Report only how many lines hold the word "data".
-- Start of RECORD LIST --
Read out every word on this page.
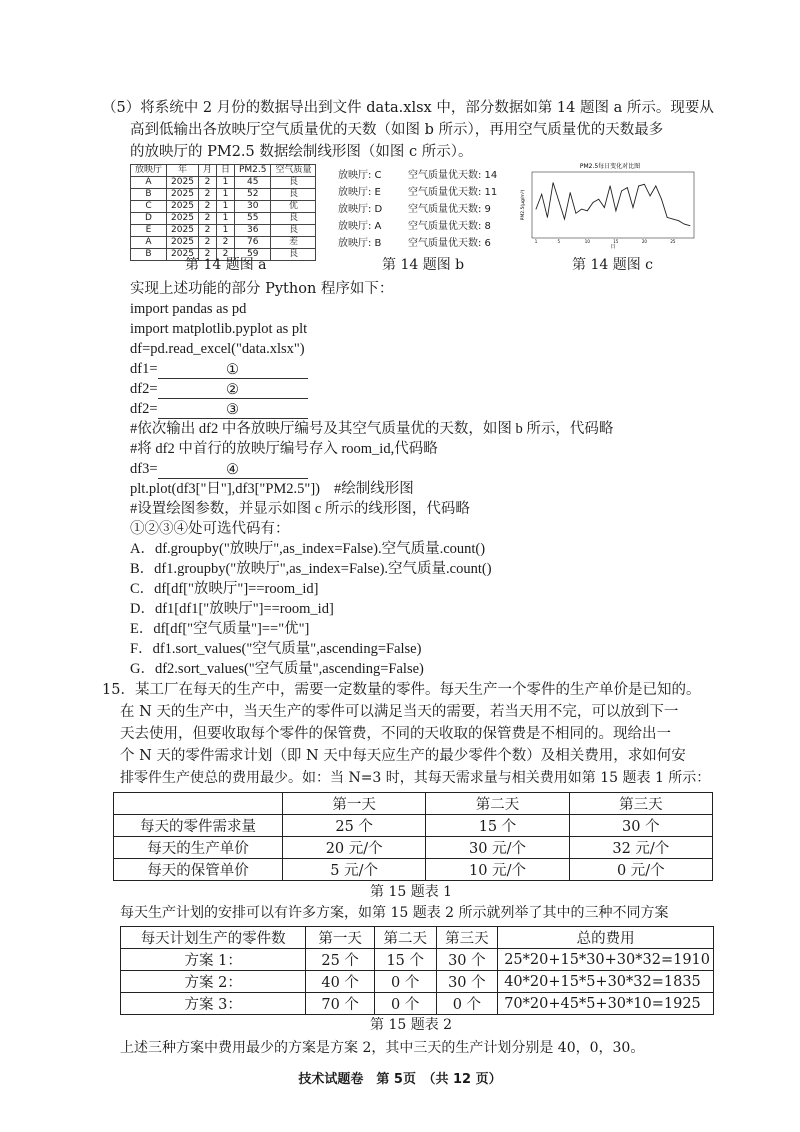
（5）将系统中 2 月份的数据导出到文件 data.xlsx 中，部分数据如第 14 题图 a 所示。现要从
高到低输出各放映厅空气质量优的天数（如图 b 所示），再用空气质量优的天数最多
的放映厅的 PM2.5 数据绘制线形图（如图 c 所示）。
放映厅	年	月	日	PM2.5	空气质量
A	2025	2	1	45	良
B	2025	2	1	52	良
C	2025	2	1	30	优
D	2025	2	1	55	良
E	2025	2	1	36	良
A	2025	2	2	76	差
B	2025	2	2	59	良
放映厅: C	空气质量优天数: 14
放映厅: E	空气质量优天数: 11
放映厅: D	空气质量优天数: 9
放映厅: A	空气质量优天数: 8
放映厅: B	空气质量优天数: 6
PM2.5每日变化对比图
PM2.5(μg/m³)
日
1	5	10	15	20	25
第 14 题图 a	第 14 题图 b	第 14 题图 c
实现上述功能的部分 Python 程序如下：
import pandas as pd
import matplotlib.pyplot as plt
df=pd.read_excel("data.xlsx")
df1=	①
df2=	②
df2=	③
#依次输出 df2 中各放映厅编号及其空气质量优的天数，如图 b 所示，代码略
#将 df2 中首行的放映厅编号存入 room_id,代码略
df3=	④
plt.plot(df3["日"],df3["PM2.5"]) #绘制线形图
#设置绘图参数，并显示如图 c 所示的线形图，代码略
①②③④处可选代码有：
A．df.groupby("放映厅",as_index=False).空气质量.count()
B．df1.groupby("放映厅",as_index=False).空气质量.count()
C．df[df["放映厅"]==room_id]
D．df1[df1["放映厅"]==room_id]
E．df[df["空气质量"]=="优"]
F．df1.sort_values("空气质量",ascending=False)
G．df2.sort_values("空气质量",ascending=False)
15．某工厂在每天的生产中，需要一定数量的零件。每天生产一个零件的生产单价是已知的。
在 N 天的生产中，当天生产的零件可以满足当天的需要，若当天用不完，可以放到下一
天去使用，但要收取每个零件的保管费，不同的天收取的保管费是不相同的。现给出一
个 N 天的零件需求计划（即 N 天中每天应生产的最少零件个数）及相关费用，求如何安
排零件生产使总的费用最少。如：当 N=3 时，其每天需求量与相关费用如第 15 题表 1 所示：
	第一天	第二天	第三天
每天的零件需求量	25 个	15 个	30 个
每天的生产单价	20 元/个	30 元/个	32 元/个
每天的保管单价	5 元/个	10 元/个	0 元/个
第 15 题表 1
每天生产计划的安排可以有许多方案，如第 15 题表 2 所示就列举了其中的三种不同方案
每天计划生产的零件数	第一天	第二天	第三天	总的费用
方案 1：	25 个	15 个	30 个	25*20+15*30+30*32=1910
方案 2：	40 个	0 个	30 个	40*20+15*5+30*32=1835
方案 3：	70 个	0 个	0 个	70*20+45*5+30*10=1925
第 15 题表 2
上述三种方案中费用最少的方案是方案 2，其中三天的生产计划分别是 40，0，30。
技术试题卷　第 5页　（共 12 页）
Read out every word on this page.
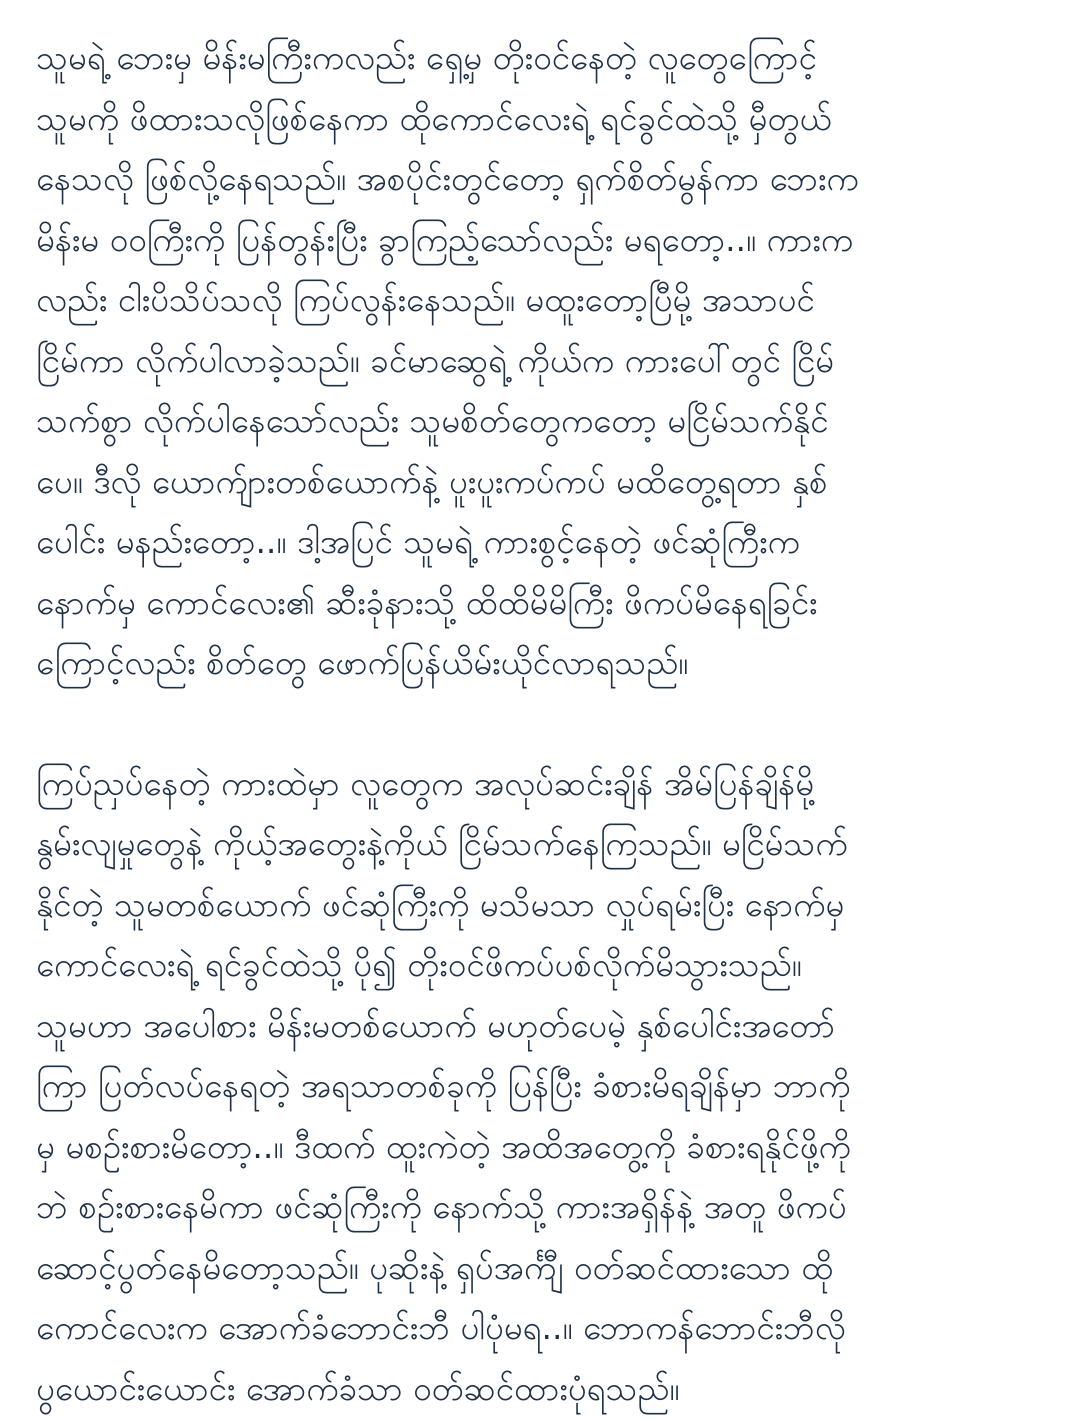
သူမရဲ့ ဘေးမှ မိန်းမကြီးကလည်း ရှေ့မှ တိုးဝင်နေတဲ့ လူတွေကြောင့်
သူမကို ဖိထားသလိုဖြစ်နေကာ ထိုကောင်လေးရဲ့ ရင်ခွင်ထဲသို့ မှီတွယ်
နေသလို ဖြစ်လို့နေရသည်။ အစပိုင်းတွင်တော့ ရှက်စိတ်မွန်ကာ ဘေးက
မိန်းမ ဝဝကြီးကို ပြန်တွန်းပြီး ခွာကြည့်သော်လည်း မရတော့..။ ကားက
လည်း ငါးပိသိပ်သလို ကြပ်လွန်းနေသည်။ မထူးတော့ပြီမို့ အသာပင်
ငြိမ်ကာ လိုက်ပါလာခဲ့သည်။ ခင်မာဆွေရဲ့ ကိုယ်က ကားပေါ်တွင် ငြိမ်
သက်စွာ လိုက်ပါနေသော်လည်း သူမစိတ်တွေကတော့ မငြိမ်သက်နိုင်
ပေ။ ဒီလို ယောက်ျားတစ်ယောက်နဲ့ ပူးပူးကပ်ကပ် မထိတွေ့ရတာ နှစ်
ပေါင်း မနည်းတော့..။ ဒါ့အပြင် သူမရဲ့ ကားစွင့်နေတဲ့ ဖင်ဆုံကြီးက
နောက်မှ ကောင်လေး၏ ဆီးခုံနားသို့ ထိထိမိမိကြီး ဖိကပ်မိနေရခြင်း
ကြောင့်လည်း စိတ်တွေ ဖောက်ပြန်ယိမ်းယိုင်လာရသည်။
ကြပ်ညှပ်နေတဲ့ ကားထဲမှာ လူတွေက အလုပ်ဆင်းချိန် အိမ်ပြန်ချိန်မို့
နွမ်းလျမှုတွေနဲ့ ကိုယ့်အတွေးနဲ့ကိုယ် ငြိမ်သက်နေကြသည်။ မငြိမ်သက်
နိုင်တဲ့ သူမတစ်ယောက် ဖင်ဆုံကြီးကို မသိမသာ လှုပ်ရမ်းပြီး နောက်မှ
ကောင်လေးရဲ့ ရင်ခွင်ထဲသို့ ပို၍ တိုးဝင်ဖိကပ်ပစ်လိုက်မိသွားသည်။
သူမဟာ အပေါစား မိန်းမတစ်ယောက် မဟုတ်ပေမဲ့ နှစ်ပေါင်းအတော်
ကြာ ပြတ်လပ်နေရတဲ့ အရသာတစ်ခုကို ပြန်ပြီး ခံစားမိရချိန်မှာ ဘာကို
မှ မစဉ်းစားမိတော့..။ ဒီထက် ထူးကဲတဲ့ အထိအတွေ့ကို ခံစားရနိုင်ဖို့ကို
ဘဲ စဉ်းစားနေမိကာ ဖင်ဆုံကြီးကို နောက်သို့ ကားအရှိန်နဲ့ အတူ ဖိကပ်
ဆောင့်ပွတ်နေမိတော့သည်။ ပုဆိုးနဲ့ ရှပ်အင်္ကျီ ဝတ်ဆင်ထားသော ထို
ကောင်လေးက အောက်ခံဘောင်းဘီ ပါပုံမရ..။ ဘောကန်ဘောင်းဘီလို
ပွယောင်းယောင်း အောက်ခံသာ ဝတ်ဆင်ထားပုံရသည်။
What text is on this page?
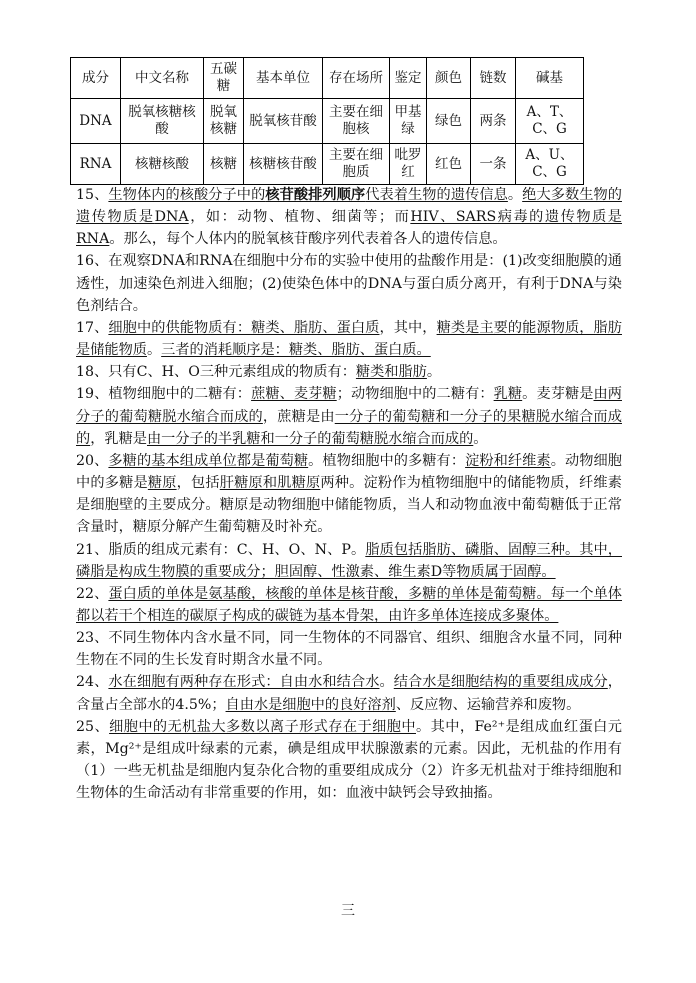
成分	中文名称	五碳糖	基本单位	存在场所	鉴定	颜色	链数	碱基
DNA	脱氧核糖核酸	脱氧核糖	脱氧核苷酸	主要在细胞核	甲基绿	绿色	两条	A、T、C、G
RNA	核糖核酸	核糖	核糖核苷酸	主要在细胞质	吡罗红	红色	一条	A、U、C、G

15、生物体内的核酸分子中的核苷酸排列顺序代表着生物的遗传信息。绝大多数生物的遗传物质是DNA，如：动物、植物、细菌等；而HIV、SARS病毒的遗传物质是RNA。那么，每个人体内的脱氧核苷酸序列代表着各人的遗传信息。

16、在观察DNA和RNA在细胞中分布的实验中使用的盐酸作用是：(1)改变细胞膜的通透性，加速染色剂进入细胞；(2)使染色体中的DNA与蛋白质分离开，有利于DNA与染色剂结合。

17、细胞中的供能物质有：糖类、脂肪、蛋白质，其中，糖类是主要的能源物质，脂肪是储能物质。三者的消耗顺序是：糖类、脂肪、蛋白质。

18、只有C、H、O三种元素组成的物质有：糖类和脂肪。

19、植物细胞中的二糖有：蔗糖、麦芽糖；动物细胞中的二糖有：乳糖。麦芽糖是由两分子的葡萄糖脱水缩合而成的，蔗糖是由一分子的葡萄糖和一分子的果糖脱水缩合而成的，乳糖是由一分子的半乳糖和一分子的葡萄糖脱水缩合而成的。

20、多糖的基本组成单位都是葡萄糖。植物细胞中的多糖有：淀粉和纤维素。动物细胞中的多糖是糖原，包括肝糖原和肌糖原两种。淀粉作为植物细胞中的储能物质，纤维素是细胞壁的主要成分。糖原是动物细胞中储能物质，当人和动物血液中葡萄糖低于正常含量时，糖原分解产生葡萄糖及时补充。

21、脂质的组成元素有：C、H、O、N、P。脂质包括脂肪、磷脂、固醇三种。其中，磷脂是构成生物膜的重要成分；胆固醇、性激素、维生素D等物质属于固醇。

22、蛋白质的单体是氨基酸，核酸的单体是核苷酸，多糖的单体是葡萄糖。每一个单体都以若干个相连的碳原子构成的碳链为基本骨架，由许多单体连接成多聚体。

23、不同生物体内含水量不同，同一生物体的不同器官、组织、细胞含水量不同，同种生物在不同的生长发育时期含水量不同。

24、水在细胞有两种存在形式：自由水和结合水。结合水是细胞结构的重要组成成分，含量占全部水的4.5%；自由水是细胞中的良好溶剂、反应物、运输营养和废物。

25、细胞中的无机盐大多数以离子形式存在于细胞中。其中，Fe²⁺是组成血红蛋白元素，Mg²⁺是组成叶绿素的元素，碘是组成甲状腺激素的元素。因此，无机盐的作用有（1）一些无机盐是细胞内复杂化合物的重要组成成分（2）许多无机盐对于维持细胞和生物体的生命活动有非常重要的作用，如：血液中缺钙会导致抽搐。

三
-- End of RECORD LIST --
> _RESULT FOR THIS EXERCISE_
2